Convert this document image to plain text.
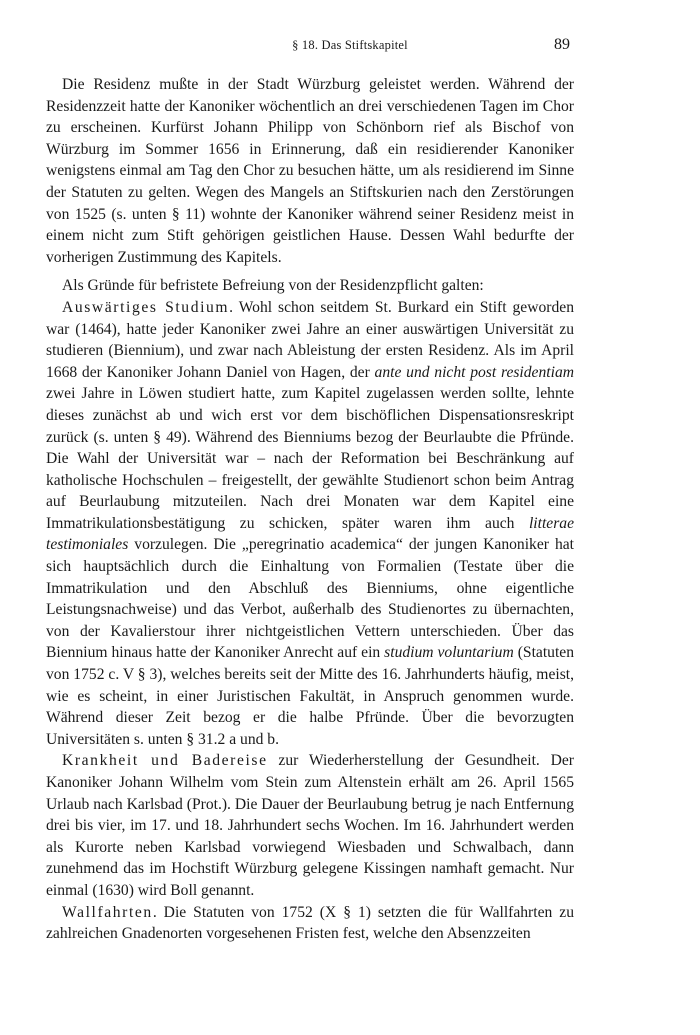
§ 18. Das Stiftskapitel	89

Die Residenz mußte in der Stadt Würzburg geleistet werden. Während der Residenzzeit hatte der Kanoniker wöchentlich an drei verschiedenen Tagen im Chor zu erscheinen. Kurfürst Johann Philipp von Schönborn rief als Bischof von Würzburg im Sommer 1656 in Erinnerung, daß ein residierender Kanoniker wenigstens einmal am Tag den Chor zu besuchen hätte, um als residierend im Sinne der Statuten zu gelten. Wegen des Mangels an Stiftskurien nach den Zerstörungen von 1525 (s. unten § 11) wohnte der Kanoniker während seiner Residenz meist in einem nicht zum Stift gehörigen geistlichen Hause. Dessen Wahl bedurfte der vorherigen Zustimmung des Kapitels.

Als Gründe für befristete Befreiung von der Residenzpflicht galten:

Auswärtiges Studium. Wohl schon seitdem St. Burkard ein Stift geworden war (1464), hatte jeder Kanoniker zwei Jahre an einer auswärtigen Universität zu studieren (Biennium), und zwar nach Ableistung der ersten Residenz. Als im April 1668 der Kanoniker Johann Daniel von Hagen, der ante und nicht post residentiam zwei Jahre in Löwen studiert hatte, zum Kapitel zugelassen werden sollte, lehnte dieses zunächst ab und wich erst vor dem bischöflichen Dispensationsreskript zurück (s. unten § 49). Während des Bienniums bezog der Beurlaubte die Pfründe. Die Wahl der Universität war – nach der Reformation bei Beschränkung auf katholische Hochschulen – freigestellt, der gewählte Studienort schon beim Antrag auf Beurlaubung mitzuteilen. Nach drei Monaten war dem Kapitel eine Immatrikulationsbestätigung zu schicken, später waren ihm auch litterae testimoniales vorzulegen. Die „peregrinatio academica“ der jungen Kanoniker hat sich hauptsächlich durch die Einhaltung von Formalien (Testate über die Immatrikulation und den Abschluß des Bienniums, ohne eigentliche Leistungsnachweise) und das Verbot, außerhalb des Studienortes zu übernachten, von der Kavalierstour ihrer nichtgeistlichen Vettern unterschieden. Über das Biennium hinaus hatte der Kanoniker Anrecht auf ein studium voluntarium (Statuten von 1752 c. V § 3), welches bereits seit der Mitte des 16. Jahrhunderts häufig, meist, wie es scheint, in einer Juristischen Fakultät, in Anspruch genommen wurde. Während dieser Zeit bezog er die halbe Pfründe. Über die bevorzugten Universitäten s. unten § 31.2 a und b.

Krankheit und Badereise zur Wiederherstellung der Gesundheit. Der Kanoniker Johann Wilhelm vom Stein zum Altenstein erhält am 26. April 1565 Urlaub nach Karlsbad (Prot.). Die Dauer der Beurlaubung betrug je nach Entfernung drei bis vier, im 17. und 18. Jahrhundert sechs Wochen. Im 16. Jahrhundert werden als Kurorte neben Karlsbad vorwiegend Wiesbaden und Schwalbach, dann zunehmend das im Hochstift Würzburg gelegene Kissingen namhaft gemacht. Nur einmal (1630) wird Boll genannt.

Wallfahrten. Die Statuten von 1752 (X § 1) setzten die für Wallfahrten zu zahlreichen Gnadenorten vorgesehenen Fristen fest, welche den Absenzzeiten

_____

Exercise requirements: The pictures in the listing above are to be dropped, and everything else reproduced exactly.

Task result:
Convert this document image to plain text.
§ 18. Das Stiftskapitel	89

Die Residenz mußte in der Stadt Würzburg geleistet werden. Während der Residenzzeit hatte der Kanoniker wöchentlich an drei verschiedenen Tagen im Chor zu erscheinen. Kurfürst Johann Philipp von Schönborn rief als Bischof von Würzburg im Sommer 1656 in Erinnerung, daß ein residierender Kanoniker wenigstens einmal am Tag den Chor zu besuchen hätte, um als residierend im Sinne der Statuten zu gelten. Wegen des Mangels an Stiftskurien nach den Zerstörungen von 1525 (s. unten § 11) wohnte der Kanoniker während seiner Residenz meist in einem nicht zum Stift gehörigen geistlichen Hause. Dessen Wahl bedurfte der vorherigen Zustimmung des Kapitels.

Als Gründe für befristete Befreiung von der Residenzpflicht galten:

Auswärtiges Studium. Wohl schon seitdem St. Burkard ein Stift geworden war (1464), hatte jeder Kanoniker zwei Jahre an einer auswärtigen Universität zu studieren (Biennium), und zwar nach Ableistung der ersten Residenz. Als im April 1668 der Kanoniker Johann Daniel von Hagen, der ante und nicht post residentiam zwei Jahre in Löwen studiert hatte, zum Kapitel zugelassen werden sollte, lehnte dieses zunächst ab und wich erst vor dem bischöflichen Dispensationsreskript zurück (s. unten § 49). Während des Bienniums bezog der Beurlaubte die Pfründe. Die Wahl der Universität war – nach der Reformation bei Beschränkung auf katholische Hochschulen – freigestellt, der gewählte Studienort schon beim Antrag auf Beurlaubung mitzuteilen. Nach drei Monaten war dem Kapitel eine Immatrikulationsbestätigung zu schicken, später waren ihm auch litterae testimoniales vorzulegen. Die „peregrinatio academica“ der jungen Kanoniker hat sich hauptsächlich durch die Einhaltung von Formalien (Testate über die Immatrikulation und den Abschluß des Bienniums, ohne eigentliche Leistungsnachweise) und das Verbot, außerhalb des Studienortes zu übernachten, von der Kavalierstour ihrer nichtgeistlichen Vettern unterschieden. Über das Biennium hinaus hatte der Kanoniker Anrecht auf ein studium voluntarium (Statuten von 1752 c. V § 3), welches bereits seit der Mitte des 16. Jahrhunderts häufig, meist, wie es scheint, in einer Juristischen Fakultät, in Anspruch genommen wurde. Während dieser Zeit bezog er die halbe Pfründe. Über die bevorzugten Universitäten s. unten § 31.2 a und b.

Krankheit und Badereise zur Wiederherstellung der Gesundheit. Der Kanoniker Johann Wilhelm vom Stein zum Altenstein erhält am 26. April 1565 Urlaub nach Karlsbad (Prot.). Die Dauer der Beurlaubung betrug je nach Entfernung drei bis vier, im 17. und 18. Jahrhundert sechs Wochen. Im 16. Jahrhundert werden als Kurorte neben Karlsbad vorwiegend Wiesbaden und Schwalbach, dann zunehmend das im Hochstift Würzburg gelegene Kissingen namhaft gemacht. Nur einmal (1630) wird Boll genannt.

Wallfahrten. Die Statuten von 1752 (X § 1) setzten die für Wallfahrten zu zahlreichen Gnadenorten vorgesehenen Fristen fest, welche den Absenzzeiten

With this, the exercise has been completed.